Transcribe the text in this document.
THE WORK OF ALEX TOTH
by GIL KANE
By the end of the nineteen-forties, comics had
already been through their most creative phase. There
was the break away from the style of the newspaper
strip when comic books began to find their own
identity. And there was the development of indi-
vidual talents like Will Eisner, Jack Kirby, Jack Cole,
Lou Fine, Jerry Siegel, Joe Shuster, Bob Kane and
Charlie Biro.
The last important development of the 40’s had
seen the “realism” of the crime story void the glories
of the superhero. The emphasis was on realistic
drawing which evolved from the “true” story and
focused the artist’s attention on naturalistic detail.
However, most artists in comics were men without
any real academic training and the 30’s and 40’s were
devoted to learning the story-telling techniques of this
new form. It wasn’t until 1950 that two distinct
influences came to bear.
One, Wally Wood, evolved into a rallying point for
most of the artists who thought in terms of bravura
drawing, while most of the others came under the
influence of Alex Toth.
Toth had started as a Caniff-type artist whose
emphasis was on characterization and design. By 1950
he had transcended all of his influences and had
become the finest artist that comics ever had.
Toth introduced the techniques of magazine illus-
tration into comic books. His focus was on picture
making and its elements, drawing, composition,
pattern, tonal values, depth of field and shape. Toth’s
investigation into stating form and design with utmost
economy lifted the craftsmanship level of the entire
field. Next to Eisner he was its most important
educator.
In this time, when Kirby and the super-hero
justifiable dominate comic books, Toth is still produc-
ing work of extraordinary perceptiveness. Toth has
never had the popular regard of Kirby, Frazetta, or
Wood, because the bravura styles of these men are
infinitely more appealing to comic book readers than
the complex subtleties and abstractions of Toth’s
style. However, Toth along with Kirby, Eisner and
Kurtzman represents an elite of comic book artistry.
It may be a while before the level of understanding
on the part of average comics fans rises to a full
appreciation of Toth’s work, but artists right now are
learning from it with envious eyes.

---

_Set problem_: Extract all lines that hold the word "bravura".

_Correct response_:
most of the artists who thought in terms of bravura
Wood, because the bravura styles of these men are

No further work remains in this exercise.